## 問題:
検査の流れを説明した抜粋のうち、「どのような流れで検査が実施されるか把握しておきましょう。」を含む言葉で始まり「鏡検査の必要性を見極めます。」で終わる部分を、「問診票」を「質問票」に置き換えて書き直してください。

どのような流れで検査が実施されるか把握しておきましょう。
受付・カウンセリング
まず受付を済ませ、問診票に必要事項を記入し、その後、医師や看護師とカウンセリングを行い、症状やこれまでの経緯、食生活や持病などを詳細に伝えます。
不安や疑問点があれば早めに相談しておくと、検査当日に落ち着いて臨めます。
血液検査や尿検査
腹痛と下痢の原因を探るため、基本的な血液検査や尿検査を行うことがあり、身体全体の状態を把握し、炎症や感染症の有無を確認します。CRPや白血球数、貧血の有無などを総合的に判断して内視鏡検査の必要性を見極めます。

## 記録データ:

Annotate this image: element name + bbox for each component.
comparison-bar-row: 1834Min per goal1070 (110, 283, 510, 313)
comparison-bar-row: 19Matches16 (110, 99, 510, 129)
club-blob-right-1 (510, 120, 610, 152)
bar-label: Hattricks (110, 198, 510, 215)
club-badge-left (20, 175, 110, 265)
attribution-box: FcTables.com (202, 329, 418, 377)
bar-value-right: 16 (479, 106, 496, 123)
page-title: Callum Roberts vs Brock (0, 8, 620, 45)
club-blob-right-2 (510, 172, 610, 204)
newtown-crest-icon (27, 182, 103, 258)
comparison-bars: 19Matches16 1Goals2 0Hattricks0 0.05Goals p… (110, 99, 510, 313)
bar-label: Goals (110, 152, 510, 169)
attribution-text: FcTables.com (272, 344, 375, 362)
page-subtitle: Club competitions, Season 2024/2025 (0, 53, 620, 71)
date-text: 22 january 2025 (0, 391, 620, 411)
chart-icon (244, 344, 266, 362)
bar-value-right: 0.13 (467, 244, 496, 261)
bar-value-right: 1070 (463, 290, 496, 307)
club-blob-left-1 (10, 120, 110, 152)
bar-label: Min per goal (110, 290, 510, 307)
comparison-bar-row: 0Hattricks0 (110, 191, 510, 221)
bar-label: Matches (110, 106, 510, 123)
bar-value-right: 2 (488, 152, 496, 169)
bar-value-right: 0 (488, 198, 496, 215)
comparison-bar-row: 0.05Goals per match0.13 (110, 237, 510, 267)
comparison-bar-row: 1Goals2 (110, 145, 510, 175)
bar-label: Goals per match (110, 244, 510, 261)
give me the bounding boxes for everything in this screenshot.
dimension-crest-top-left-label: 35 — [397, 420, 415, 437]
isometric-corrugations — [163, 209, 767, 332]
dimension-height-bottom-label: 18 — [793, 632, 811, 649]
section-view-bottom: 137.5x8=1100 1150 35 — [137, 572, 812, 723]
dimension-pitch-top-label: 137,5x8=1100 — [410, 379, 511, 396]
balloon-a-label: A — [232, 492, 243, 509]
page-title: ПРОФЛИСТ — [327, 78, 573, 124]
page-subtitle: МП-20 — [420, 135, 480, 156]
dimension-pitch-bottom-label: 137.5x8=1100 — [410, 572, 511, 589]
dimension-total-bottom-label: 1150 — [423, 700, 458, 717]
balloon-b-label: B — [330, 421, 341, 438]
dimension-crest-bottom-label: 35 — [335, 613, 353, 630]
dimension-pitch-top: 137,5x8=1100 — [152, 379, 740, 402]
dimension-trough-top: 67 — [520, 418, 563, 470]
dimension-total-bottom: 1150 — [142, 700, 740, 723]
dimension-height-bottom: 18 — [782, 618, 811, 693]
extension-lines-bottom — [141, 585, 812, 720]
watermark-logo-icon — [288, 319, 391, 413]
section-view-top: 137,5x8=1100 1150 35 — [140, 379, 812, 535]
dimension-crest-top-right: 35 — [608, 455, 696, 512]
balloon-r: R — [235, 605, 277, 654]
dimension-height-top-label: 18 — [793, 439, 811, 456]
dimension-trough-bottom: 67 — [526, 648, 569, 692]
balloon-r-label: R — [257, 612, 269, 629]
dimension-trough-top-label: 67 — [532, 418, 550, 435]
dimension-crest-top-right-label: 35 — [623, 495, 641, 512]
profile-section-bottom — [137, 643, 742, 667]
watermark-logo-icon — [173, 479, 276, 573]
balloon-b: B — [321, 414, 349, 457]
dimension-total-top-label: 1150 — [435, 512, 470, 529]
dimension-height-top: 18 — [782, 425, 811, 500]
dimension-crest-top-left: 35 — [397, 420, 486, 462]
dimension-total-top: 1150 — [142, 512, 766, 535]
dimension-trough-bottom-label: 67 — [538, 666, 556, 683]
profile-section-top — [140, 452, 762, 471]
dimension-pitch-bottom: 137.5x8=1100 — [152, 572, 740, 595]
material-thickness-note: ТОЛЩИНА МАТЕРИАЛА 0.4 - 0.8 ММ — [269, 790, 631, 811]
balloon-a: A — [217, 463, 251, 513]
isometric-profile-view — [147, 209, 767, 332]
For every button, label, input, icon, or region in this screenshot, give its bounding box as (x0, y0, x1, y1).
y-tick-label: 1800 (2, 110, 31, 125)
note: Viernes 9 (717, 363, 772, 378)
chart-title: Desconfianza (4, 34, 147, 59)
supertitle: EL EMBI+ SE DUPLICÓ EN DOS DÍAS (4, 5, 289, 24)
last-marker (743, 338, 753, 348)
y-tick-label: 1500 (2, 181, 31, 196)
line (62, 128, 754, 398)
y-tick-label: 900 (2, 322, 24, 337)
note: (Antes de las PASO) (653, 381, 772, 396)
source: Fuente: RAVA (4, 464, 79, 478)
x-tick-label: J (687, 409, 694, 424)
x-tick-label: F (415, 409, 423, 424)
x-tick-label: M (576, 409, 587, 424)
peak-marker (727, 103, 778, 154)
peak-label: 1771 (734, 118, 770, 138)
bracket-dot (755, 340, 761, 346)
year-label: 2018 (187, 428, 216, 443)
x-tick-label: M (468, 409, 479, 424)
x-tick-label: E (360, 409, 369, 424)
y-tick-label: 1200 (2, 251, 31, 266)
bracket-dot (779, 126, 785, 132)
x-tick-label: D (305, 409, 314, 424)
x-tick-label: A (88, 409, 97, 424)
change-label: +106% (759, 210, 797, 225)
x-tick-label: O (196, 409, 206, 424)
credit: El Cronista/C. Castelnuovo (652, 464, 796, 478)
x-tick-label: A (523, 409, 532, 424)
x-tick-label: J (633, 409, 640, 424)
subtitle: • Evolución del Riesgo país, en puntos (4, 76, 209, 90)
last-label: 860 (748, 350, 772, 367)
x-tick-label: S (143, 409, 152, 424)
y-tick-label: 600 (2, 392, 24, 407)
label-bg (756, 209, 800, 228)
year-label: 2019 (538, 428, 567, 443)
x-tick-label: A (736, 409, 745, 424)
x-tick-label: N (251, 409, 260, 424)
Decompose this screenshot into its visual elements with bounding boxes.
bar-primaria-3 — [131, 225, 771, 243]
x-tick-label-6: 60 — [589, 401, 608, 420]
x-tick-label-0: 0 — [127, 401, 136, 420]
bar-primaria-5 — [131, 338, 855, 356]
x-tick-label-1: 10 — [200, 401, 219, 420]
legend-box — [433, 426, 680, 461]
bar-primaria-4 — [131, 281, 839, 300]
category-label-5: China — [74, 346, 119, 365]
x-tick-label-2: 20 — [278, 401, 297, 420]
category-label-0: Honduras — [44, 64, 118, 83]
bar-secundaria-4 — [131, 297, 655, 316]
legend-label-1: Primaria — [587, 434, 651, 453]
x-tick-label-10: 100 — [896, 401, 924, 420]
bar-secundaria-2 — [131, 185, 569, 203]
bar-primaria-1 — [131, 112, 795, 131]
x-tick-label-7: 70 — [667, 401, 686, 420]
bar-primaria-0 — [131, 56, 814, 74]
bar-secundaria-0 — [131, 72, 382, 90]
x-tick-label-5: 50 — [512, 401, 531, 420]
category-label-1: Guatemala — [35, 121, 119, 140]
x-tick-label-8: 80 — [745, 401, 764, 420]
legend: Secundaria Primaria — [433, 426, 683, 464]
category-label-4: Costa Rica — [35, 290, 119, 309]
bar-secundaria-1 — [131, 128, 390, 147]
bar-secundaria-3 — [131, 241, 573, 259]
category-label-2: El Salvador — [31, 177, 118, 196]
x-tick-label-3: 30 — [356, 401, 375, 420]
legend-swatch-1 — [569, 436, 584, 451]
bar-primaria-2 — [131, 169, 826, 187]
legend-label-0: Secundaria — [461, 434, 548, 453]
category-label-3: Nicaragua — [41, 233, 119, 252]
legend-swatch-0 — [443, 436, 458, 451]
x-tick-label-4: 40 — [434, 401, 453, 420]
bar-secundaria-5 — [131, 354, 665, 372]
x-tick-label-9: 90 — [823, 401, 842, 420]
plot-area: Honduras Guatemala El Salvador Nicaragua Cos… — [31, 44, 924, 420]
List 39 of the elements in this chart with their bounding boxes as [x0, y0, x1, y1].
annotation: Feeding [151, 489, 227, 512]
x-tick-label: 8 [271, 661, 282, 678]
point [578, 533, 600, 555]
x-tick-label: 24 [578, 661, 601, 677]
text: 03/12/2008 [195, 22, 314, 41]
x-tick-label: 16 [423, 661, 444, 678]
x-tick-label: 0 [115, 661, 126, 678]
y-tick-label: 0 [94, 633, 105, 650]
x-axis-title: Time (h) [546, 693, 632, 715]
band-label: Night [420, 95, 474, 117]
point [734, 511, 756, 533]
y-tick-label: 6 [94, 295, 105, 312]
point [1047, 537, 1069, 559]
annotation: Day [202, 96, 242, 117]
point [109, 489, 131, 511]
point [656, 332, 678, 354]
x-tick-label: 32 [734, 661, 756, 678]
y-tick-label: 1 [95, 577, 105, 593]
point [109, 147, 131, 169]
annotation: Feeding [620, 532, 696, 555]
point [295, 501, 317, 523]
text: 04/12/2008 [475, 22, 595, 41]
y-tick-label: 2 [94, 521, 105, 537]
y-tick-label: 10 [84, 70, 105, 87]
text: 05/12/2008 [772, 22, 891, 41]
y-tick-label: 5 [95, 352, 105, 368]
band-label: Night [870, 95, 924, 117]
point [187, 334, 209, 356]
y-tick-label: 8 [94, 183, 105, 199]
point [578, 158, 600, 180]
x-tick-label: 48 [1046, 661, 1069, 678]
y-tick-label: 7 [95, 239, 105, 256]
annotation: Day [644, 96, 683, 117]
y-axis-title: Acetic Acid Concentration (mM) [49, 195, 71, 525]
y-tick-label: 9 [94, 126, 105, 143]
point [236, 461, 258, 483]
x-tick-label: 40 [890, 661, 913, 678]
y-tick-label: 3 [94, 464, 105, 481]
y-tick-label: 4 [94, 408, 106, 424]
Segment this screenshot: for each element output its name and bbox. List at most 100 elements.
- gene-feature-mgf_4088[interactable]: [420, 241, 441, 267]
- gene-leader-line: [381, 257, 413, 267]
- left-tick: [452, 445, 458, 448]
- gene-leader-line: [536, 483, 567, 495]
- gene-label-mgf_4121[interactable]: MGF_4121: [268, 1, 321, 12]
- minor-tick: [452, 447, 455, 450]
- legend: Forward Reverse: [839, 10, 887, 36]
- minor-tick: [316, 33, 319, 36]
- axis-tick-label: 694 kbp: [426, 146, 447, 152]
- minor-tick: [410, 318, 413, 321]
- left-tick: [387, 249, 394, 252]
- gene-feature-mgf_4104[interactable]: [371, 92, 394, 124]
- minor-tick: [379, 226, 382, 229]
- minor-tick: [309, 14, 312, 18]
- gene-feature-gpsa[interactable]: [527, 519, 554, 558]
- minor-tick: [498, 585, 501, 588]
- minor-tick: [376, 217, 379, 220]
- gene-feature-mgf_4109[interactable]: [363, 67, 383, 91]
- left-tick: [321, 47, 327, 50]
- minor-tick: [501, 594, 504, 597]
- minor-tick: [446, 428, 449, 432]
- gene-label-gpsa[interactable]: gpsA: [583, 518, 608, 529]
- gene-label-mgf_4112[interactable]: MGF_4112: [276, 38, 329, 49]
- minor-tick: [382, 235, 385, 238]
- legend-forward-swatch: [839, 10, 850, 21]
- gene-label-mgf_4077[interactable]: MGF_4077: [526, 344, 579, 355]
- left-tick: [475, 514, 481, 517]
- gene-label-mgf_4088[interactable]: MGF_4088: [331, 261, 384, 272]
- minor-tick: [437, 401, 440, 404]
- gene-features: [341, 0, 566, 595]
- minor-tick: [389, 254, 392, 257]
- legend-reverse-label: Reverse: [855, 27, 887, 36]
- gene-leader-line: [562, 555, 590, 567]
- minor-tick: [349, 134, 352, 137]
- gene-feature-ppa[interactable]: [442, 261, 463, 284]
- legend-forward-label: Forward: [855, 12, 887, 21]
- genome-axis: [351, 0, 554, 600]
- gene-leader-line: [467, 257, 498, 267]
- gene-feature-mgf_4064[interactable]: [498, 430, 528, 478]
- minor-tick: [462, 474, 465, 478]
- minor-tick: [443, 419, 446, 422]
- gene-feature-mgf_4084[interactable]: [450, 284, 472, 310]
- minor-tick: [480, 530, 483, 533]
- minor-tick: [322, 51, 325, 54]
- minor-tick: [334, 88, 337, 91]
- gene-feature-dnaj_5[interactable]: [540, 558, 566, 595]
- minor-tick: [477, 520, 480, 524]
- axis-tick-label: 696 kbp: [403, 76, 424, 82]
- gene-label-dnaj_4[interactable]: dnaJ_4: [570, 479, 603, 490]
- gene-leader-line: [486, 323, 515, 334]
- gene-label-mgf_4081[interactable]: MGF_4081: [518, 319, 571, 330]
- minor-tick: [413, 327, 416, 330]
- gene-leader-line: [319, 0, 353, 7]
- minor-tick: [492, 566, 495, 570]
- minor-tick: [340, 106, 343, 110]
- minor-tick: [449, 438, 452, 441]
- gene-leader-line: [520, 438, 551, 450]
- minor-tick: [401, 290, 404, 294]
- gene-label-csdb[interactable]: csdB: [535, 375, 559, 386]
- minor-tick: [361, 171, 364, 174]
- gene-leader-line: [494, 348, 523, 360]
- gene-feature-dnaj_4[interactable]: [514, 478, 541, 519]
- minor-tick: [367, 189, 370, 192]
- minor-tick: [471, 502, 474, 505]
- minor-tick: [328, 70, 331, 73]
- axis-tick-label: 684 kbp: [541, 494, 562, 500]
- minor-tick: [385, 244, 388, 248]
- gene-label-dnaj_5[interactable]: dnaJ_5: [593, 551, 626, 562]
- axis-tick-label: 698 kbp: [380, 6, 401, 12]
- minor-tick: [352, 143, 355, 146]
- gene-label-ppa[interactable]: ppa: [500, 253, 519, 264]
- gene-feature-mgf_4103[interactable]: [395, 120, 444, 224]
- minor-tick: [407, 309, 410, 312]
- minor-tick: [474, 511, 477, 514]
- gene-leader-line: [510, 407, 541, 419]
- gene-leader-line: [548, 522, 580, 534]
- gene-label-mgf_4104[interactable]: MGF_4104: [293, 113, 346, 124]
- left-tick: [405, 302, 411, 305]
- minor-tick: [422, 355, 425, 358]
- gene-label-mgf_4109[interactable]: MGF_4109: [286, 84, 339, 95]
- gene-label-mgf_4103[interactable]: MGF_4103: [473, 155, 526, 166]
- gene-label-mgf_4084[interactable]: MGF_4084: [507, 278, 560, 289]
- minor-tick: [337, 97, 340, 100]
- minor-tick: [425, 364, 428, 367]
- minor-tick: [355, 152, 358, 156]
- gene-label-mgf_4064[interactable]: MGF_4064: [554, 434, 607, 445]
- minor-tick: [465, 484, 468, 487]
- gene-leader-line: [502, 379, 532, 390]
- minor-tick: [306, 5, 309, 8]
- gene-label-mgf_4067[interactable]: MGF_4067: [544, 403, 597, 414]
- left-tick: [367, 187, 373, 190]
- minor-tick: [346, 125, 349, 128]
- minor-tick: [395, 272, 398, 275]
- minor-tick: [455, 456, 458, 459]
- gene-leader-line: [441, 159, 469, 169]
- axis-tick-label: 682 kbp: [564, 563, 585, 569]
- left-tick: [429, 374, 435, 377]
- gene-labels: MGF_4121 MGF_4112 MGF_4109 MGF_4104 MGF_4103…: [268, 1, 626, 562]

## 本問の解答:
どのような流れで検査が実施されるか把握しておきましょう。
受付・カウンセリング
まず受付を済ませ、質問票に必要事項を記入し、その後、医師や看護師とカウンセリングを行い、症状やこれまでの経緯、食生活や持病などを詳細に伝えます。
不安や疑問点があれば早めに相談しておくと、検査当日に落ち着いて臨めます。
血液検査や尿検査
腹痛と下痢の原因を探るため、基本的な血液検査や尿検査を行うことがあり、身体全体の状態を把握し、炎症や感染症の有無を確認します。CRPや白血球数、貧血の有無などを総合的に判断して内視鏡検査の必要性を見極めます。